◆ SUPPLIED DATA:
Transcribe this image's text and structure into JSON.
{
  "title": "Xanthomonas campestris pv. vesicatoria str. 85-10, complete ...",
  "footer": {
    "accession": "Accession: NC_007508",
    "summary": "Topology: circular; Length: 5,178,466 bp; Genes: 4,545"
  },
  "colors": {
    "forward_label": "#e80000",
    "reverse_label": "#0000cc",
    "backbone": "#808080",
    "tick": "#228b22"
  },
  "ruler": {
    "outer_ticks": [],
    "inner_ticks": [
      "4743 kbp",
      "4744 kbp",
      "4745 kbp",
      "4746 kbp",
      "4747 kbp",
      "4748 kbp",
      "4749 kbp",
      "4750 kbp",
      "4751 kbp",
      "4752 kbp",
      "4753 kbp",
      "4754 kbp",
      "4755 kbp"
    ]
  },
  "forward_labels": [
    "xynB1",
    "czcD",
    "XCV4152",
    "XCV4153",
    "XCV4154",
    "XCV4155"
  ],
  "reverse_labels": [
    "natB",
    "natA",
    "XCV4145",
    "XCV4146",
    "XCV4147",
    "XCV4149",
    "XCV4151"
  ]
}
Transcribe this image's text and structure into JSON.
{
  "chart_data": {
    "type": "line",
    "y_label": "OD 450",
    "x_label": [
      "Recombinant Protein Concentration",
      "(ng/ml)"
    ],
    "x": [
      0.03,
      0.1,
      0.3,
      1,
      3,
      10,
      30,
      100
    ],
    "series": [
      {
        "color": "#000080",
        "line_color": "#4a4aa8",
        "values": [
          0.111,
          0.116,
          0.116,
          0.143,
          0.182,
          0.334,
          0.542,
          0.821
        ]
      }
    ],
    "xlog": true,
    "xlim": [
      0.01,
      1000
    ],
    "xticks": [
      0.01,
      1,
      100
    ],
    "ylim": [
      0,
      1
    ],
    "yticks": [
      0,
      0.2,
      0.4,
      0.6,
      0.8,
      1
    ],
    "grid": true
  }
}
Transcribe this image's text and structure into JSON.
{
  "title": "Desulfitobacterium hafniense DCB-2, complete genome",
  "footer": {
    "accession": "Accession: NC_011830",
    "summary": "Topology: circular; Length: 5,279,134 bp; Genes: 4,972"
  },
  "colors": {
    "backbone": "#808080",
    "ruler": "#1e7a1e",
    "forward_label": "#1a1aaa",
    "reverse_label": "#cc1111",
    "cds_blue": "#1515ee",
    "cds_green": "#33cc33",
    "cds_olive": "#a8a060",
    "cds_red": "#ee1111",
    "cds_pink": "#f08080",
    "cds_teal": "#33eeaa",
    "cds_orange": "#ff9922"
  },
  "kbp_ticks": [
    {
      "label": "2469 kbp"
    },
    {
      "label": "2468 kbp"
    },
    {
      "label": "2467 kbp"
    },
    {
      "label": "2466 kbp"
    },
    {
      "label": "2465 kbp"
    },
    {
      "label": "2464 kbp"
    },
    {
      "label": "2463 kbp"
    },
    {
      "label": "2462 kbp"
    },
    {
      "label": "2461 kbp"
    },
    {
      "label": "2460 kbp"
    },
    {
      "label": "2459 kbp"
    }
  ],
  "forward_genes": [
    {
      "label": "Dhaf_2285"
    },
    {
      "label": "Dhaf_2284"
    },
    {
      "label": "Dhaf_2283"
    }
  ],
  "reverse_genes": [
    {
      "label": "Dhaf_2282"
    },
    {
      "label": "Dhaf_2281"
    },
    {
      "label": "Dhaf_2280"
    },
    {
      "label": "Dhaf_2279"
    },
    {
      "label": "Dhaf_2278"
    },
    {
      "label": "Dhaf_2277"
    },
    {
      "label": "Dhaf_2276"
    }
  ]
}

◆ DIRECTIONS FOR THIS TASK: For this exercise, return the material above in full and exactly.

◆ RESPONSE FOR THIS EXERCISE:
Transcribe this image's text and structure into JSON.
{
  "title": "Xanthomonas campestris pv. vesicatoria str. 85-10, complete ...",
  "footer": {
    "accession": "Accession: NC_007508",
    "summary": "Topology: circular; Length: 5,178,466 bp; Genes: 4,545"
  },
  "colors": {
    "forward_label": "#e80000",
    "reverse_label": "#0000cc",
    "backbone": "#808080",
    "tick": "#228b22"
  },
  "ruler": {
    "outer_ticks": [],
    "inner_ticks": [
      "4743 kbp",
      "4744 kbp",
      "4745 kbp",
      "4746 kbp",
      "4747 kbp",
      "4748 kbp",
      "4749 kbp",
      "4750 kbp",
      "4751 kbp",
      "4752 kbp",
      "4753 kbp",
      "4754 kbp",
      "4755 kbp"
    ]
  },
  "forward_labels": [
    "xynB1",
    "czcD",
    "XCV4152",
    "XCV4153",
    "XCV4154",
    "XCV4155"
  ],
  "reverse_labels": [
    "natB",
    "natA",
    "XCV4145",
    "XCV4146",
    "XCV4147",
    "XCV4149",
    "XCV4151"
  ]
}
Transcribe this image's text and structure into JSON.
{
  "chart_data": {
    "type": "line",
    "y_label": "OD 450",
    "x_label": [
      "Recombinant Protein Concentration",
      "(ng/ml)"
    ],
    "x": [
      0.03,
      0.1,
      0.3,
      1,
      3,
      10,
      30,
      100
    ],
    "series": [
      {
        "color": "#000080",
        "line_color": "#4a4aa8",
        "values": [
          0.111,
          0.116,
          0.116,
          0.143,
          0.182,
          0.334,
          0.542,
          0.821
        ]
      }
    ],
    "xlog": true,
    "xlim": [
      0.01,
      1000
    ],
    "xticks": [
      0.01,
      1,
      100
    ],
    "ylim": [
      0,
      1
    ],
    "yticks": [
      0,
      0.2,
      0.4,
      0.6,
      0.8,
      1
    ],
    "grid": true
  }
}
Transcribe this image's text and structure into JSON.
{
  "title": "Desulfitobacterium hafniense DCB-2, complete genome",
  "footer": {
    "accession": "Accession: NC_011830",
    "summary": "Topology: circular; Length: 5,279,134 bp; Genes: 4,972"
  },
  "colors": {
    "backbone": "#808080",
    "ruler": "#1e7a1e",
    "forward_label": "#1a1aaa",
    "reverse_label": "#cc1111",
    "cds_blue": "#1515ee",
    "cds_green": "#33cc33",
    "cds_olive": "#a8a060",
    "cds_red": "#ee1111",
    "cds_pink": "#f08080",
    "cds_teal": "#33eeaa",
    "cds_orange": "#ff9922"
  },
  "kbp_ticks": [
    {
      "label": "2469 kbp"
    },
    {
      "label": "2468 kbp"
    },
    {
      "label": "2467 kbp"
    },
    {
      "label": "2466 kbp"
    },
    {
      "label": "2465 kbp"
    },
    {
      "label": "2464 kbp"
    },
    {
      "label": "2463 kbp"
    },
    {
      "label": "2462 kbp"
    },
    {
      "label": "2461 kbp"
    },
    {
      "label": "2460 kbp"
    },
    {
      "label": "2459 kbp"
    }
  ],
  "forward_genes": [
    {
      "label": "Dhaf_2285"
    },
    {
      "label": "Dhaf_2284"
    },
    {
      "label": "Dhaf_2283"
    }
  ],
  "reverse_genes": [
    {
      "label": "Dhaf_2282"
    },
    {
      "label": "Dhaf_2281"
    },
    {
      "label": "Dhaf_2280"
    },
    {
      "label": "Dhaf_2279"
    },
    {
      "label": "Dhaf_2278"
    },
    {
      "label": "Dhaf_2277"
    },
    {
      "label": "Dhaf_2276"
    }
  ]
}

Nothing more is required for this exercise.